- [GIVEN PROBLEM] All records below must be retyped exactly.

- [MATERIAL SHOWN]
— start —
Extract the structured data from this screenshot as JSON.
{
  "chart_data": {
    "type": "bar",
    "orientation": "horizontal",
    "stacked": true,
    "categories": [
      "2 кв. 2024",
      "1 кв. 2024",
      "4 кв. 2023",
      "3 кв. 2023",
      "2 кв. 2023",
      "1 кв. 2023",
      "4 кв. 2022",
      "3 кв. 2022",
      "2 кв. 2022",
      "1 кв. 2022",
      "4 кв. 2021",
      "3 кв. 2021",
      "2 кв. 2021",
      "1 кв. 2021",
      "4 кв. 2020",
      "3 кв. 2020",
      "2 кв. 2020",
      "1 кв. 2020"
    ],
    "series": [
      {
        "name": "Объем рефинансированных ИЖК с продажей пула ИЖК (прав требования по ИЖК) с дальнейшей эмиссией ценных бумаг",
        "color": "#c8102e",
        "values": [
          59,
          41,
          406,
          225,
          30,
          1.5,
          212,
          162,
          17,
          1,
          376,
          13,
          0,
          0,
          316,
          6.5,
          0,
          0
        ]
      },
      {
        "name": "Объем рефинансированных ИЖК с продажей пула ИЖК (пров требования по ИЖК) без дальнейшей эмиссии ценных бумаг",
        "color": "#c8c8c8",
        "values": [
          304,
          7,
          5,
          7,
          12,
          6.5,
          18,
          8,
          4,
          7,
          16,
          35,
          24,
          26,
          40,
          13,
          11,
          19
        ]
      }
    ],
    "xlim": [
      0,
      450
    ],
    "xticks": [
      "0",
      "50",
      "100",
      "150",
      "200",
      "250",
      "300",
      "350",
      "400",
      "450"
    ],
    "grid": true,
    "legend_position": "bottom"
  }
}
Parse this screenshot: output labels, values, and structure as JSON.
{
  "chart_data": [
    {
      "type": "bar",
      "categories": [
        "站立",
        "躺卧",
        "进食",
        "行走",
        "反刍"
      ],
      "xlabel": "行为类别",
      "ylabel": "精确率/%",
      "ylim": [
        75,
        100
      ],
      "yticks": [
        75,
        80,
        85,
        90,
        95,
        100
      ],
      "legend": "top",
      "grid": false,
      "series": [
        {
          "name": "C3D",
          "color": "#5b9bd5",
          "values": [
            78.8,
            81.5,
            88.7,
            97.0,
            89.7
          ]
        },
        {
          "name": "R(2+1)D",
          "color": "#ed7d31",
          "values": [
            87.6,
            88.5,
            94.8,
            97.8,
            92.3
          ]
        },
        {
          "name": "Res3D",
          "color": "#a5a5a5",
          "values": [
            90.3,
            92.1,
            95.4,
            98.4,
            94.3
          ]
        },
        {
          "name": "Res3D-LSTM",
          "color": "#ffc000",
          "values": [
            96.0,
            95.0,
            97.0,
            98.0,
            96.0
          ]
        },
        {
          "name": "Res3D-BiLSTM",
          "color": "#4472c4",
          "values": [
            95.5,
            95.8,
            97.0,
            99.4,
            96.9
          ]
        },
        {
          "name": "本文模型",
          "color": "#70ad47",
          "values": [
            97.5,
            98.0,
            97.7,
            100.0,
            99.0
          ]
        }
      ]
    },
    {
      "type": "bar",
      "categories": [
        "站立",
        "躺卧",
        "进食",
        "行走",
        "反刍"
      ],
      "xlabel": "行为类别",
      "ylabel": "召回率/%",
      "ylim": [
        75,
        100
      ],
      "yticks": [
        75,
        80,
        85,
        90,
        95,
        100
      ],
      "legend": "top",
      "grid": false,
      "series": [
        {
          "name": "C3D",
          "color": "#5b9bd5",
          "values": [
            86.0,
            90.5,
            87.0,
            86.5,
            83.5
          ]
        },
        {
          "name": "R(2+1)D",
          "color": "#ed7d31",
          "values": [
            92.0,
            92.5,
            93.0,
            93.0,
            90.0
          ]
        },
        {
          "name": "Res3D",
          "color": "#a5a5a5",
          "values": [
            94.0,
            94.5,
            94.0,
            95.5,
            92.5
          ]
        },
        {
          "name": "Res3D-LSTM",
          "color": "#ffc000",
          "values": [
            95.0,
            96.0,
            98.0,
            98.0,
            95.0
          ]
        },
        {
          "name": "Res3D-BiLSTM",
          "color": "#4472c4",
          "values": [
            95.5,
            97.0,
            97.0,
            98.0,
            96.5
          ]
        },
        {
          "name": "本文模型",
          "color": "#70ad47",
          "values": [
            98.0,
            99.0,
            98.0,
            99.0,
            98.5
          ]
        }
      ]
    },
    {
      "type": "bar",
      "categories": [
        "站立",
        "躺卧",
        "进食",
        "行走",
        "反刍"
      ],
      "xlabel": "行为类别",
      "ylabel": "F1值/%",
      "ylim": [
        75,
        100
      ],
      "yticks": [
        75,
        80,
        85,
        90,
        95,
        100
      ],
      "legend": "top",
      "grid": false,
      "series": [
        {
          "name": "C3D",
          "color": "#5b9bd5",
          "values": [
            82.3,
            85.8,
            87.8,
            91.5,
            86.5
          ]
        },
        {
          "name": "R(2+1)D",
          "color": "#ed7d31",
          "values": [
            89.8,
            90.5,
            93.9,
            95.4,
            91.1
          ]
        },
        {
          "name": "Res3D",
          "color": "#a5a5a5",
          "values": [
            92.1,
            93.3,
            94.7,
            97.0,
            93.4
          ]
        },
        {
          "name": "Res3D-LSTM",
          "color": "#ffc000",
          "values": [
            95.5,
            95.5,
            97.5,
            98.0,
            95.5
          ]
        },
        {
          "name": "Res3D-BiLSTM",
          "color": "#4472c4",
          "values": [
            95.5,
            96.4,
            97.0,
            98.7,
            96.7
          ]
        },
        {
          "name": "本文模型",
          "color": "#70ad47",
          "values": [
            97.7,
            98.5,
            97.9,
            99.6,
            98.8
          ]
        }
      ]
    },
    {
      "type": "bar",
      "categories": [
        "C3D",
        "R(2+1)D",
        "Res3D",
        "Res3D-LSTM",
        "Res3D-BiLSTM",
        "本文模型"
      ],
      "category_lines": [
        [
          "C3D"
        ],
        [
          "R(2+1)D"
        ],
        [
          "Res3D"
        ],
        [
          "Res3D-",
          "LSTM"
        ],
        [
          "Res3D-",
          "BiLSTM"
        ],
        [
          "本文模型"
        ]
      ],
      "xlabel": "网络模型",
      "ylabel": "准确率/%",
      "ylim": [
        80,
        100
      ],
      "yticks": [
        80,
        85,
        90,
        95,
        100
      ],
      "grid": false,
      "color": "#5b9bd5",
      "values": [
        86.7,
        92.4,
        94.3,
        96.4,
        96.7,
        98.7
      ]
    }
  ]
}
— end —
- [WRITTEN RESPONSE]
Extract the structured data from this screenshot as JSON.
{
  "chart_data": {
    "type": "bar",
    "orientation": "horizontal",
    "stacked": true,
    "categories": [
      "2 кв. 2024",
      "1 кв. 2024",
      "4 кв. 2023",
      "3 кв. 2023",
      "2 кв. 2023",
      "1 кв. 2023",
      "4 кв. 2022",
      "3 кв. 2022",
      "2 кв. 2022",
      "1 кв. 2022",
      "4 кв. 2021",
      "3 кв. 2021",
      "2 кв. 2021",
      "1 кв. 2021",
      "4 кв. 2020",
      "3 кв. 2020",
      "2 кв. 2020",
      "1 кв. 2020"
    ],
    "series": [
      {
        "name": "Объем рефинансированных ИЖК с продажей пула ИЖК (прав требования по ИЖК) с дальнейшей эмиссией ценных бумаг",
        "color": "#c8102e",
        "values": [
          59,
          41,
          406,
          225,
          30,
          1.5,
          212,
          162,
          17,
          1,
          376,
          13,
          0,
          0,
          316,
          6.5,
          0,
          0
        ]
      },
      {
        "name": "Объем рефинансированных ИЖК с продажей пула ИЖК (пров требования по ИЖК) без дальнейшей эмиссии ценных бумаг",
        "color": "#c8c8c8",
        "values": [
          304,
          7,
          5,
          7,
          12,
          6.5,
          18,
          8,
          4,
          7,
          16,
          35,
          24,
          26,
          40,
          13,
          11,
          19
        ]
      }
    ],
    "xlim": [
      0,
      450
    ],
    "xticks": [
      "0",
      "50",
      "100",
      "150",
      "200",
      "250",
      "300",
      "350",
      "400",
      "450"
    ],
    "grid": true,
    "legend_position": "bottom"
  }
}
Parse this screenshot: output labels, values, and structure as JSON.
{
  "chart_data": [
    {
      "type": "bar",
      "categories": [
        "站立",
        "躺卧",
        "进食",
        "行走",
        "反刍"
      ],
      "xlabel": "行为类别",
      "ylabel": "精确率/%",
      "ylim": [
        75,
        100
      ],
      "yticks": [
        75,
        80,
        85,
        90,
        95,
        100
      ],
      "legend": "top",
      "grid": false,
      "series": [
        {
          "name": "C3D",
          "color": "#5b9bd5",
          "values": [
            78.8,
            81.5,
            88.7,
            97.0,
            89.7
          ]
        },
        {
          "name": "R(2+1)D",
          "color": "#ed7d31",
          "values": [
            87.6,
            88.5,
            94.8,
            97.8,
            92.3
          ]
        },
        {
          "name": "Res3D",
          "color": "#a5a5a5",
          "values": [
            90.3,
            92.1,
            95.4,
            98.4,
            94.3
          ]
        },
        {
          "name": "Res3D-LSTM",
          "color": "#ffc000",
          "values": [
            96.0,
            95.0,
            97.0,
            98.0,
            96.0
          ]
        },
        {
          "name": "Res3D-BiLSTM",
          "color": "#4472c4",
          "values": [
            95.5,
            95.8,
            97.0,
            99.4,
            96.9
          ]
        },
        {
          "name": "本文模型",
          "color": "#70ad47",
          "values": [
            97.5,
            98.0,
            97.7,
            100.0,
            99.0
          ]
        }
      ]
    },
    {
      "type": "bar",
      "categories": [
        "站立",
        "躺卧",
        "进食",
        "行走",
        "反刍"
      ],
      "xlabel": "行为类别",
      "ylabel": "召回率/%",
      "ylim": [
        75,
        100
      ],
      "yticks": [
        75,
        80,
        85,
        90,
        95,
        100
      ],
      "legend": "top",
      "grid": false,
      "series": [
        {
          "name": "C3D",
          "color": "#5b9bd5",
          "values": [
            86.0,
            90.5,
            87.0,
            86.5,
            83.5
          ]
        },
        {
          "name": "R(2+1)D",
          "color": "#ed7d31",
          "values": [
            92.0,
            92.5,
            93.0,
            93.0,
            90.0
          ]
        },
        {
          "name": "Res3D",
          "color": "#a5a5a5",
          "values": [
            94.0,
            94.5,
            94.0,
            95.5,
            92.5
          ]
        },
        {
          "name": "Res3D-LSTM",
          "color": "#ffc000",
          "values": [
            95.0,
            96.0,
            98.0,
            98.0,
            95.0
          ]
        },
        {
          "name": "Res3D-BiLSTM",
          "color": "#4472c4",
          "values": [
            95.5,
            97.0,
            97.0,
            98.0,
            96.5
          ]
        },
        {
          "name": "本文模型",
          "color": "#70ad47",
          "values": [
            98.0,
            99.0,
            98.0,
            99.0,
            98.5
          ]
        }
      ]
    },
    {
      "type": "bar",
      "categories": [
        "站立",
        "躺卧",
        "进食",
        "行走",
        "反刍"
      ],
      "xlabel": "行为类别",
      "ylabel": "F1值/%",
      "ylim": [
        75,
        100
      ],
      "yticks": [
        75,
        80,
        85,
        90,
        95,
        100
      ],
      "legend": "top",
      "grid": false,
      "series": [
        {
          "name": "C3D",
          "color": "#5b9bd5",
          "values": [
            82.3,
            85.8,
            87.8,
            91.5,
            86.5
          ]
        },
        {
          "name": "R(2+1)D",
          "color": "#ed7d31",
          "values": [
            89.8,
            90.5,
            93.9,
            95.4,
            91.1
          ]
        },
        {
          "name": "Res3D",
          "color": "#a5a5a5",
          "values": [
            92.1,
            93.3,
            94.7,
            97.0,
            93.4
          ]
        },
        {
          "name": "Res3D-LSTM",
          "color": "#ffc000",
          "values": [
            95.5,
            95.5,
            97.5,
            98.0,
            95.5
          ]
        },
        {
          "name": "Res3D-BiLSTM",
          "color": "#4472c4",
          "values": [
            95.5,
            96.4,
            97.0,
            98.7,
            96.7
          ]
        },
        {
          "name": "本文模型",
          "color": "#70ad47",
          "values": [
            97.7,
            98.5,
            97.9,
            99.6,
            98.8
          ]
        }
      ]
    },
    {
      "type": "bar",
      "categories": [
        "C3D",
        "R(2+1)D",
        "Res3D",
        "Res3D-LSTM",
        "Res3D-BiLSTM",
        "本文模型"
      ],
      "category_lines": [
        [
          "C3D"
        ],
        [
          "R(2+1)D"
        ],
        [
          "Res3D"
        ],
        [
          "Res3D-",
          "LSTM"
        ],
        [
          "Res3D-",
          "BiLSTM"
        ],
        [
          "本文模型"
        ]
      ],
      "xlabel": "网络模型",
      "ylabel": "准确率/%",
      "ylim": [
        80,
        100
      ],
      "yticks": [
        80,
        85,
        90,
        95,
        100
      ],
      "grid": false,
      "color": "#5b9bd5",
      "values": [
        86.7,
        92.4,
        94.3,
        96.4,
        96.7,
        98.7
      ]
    }
  ]
}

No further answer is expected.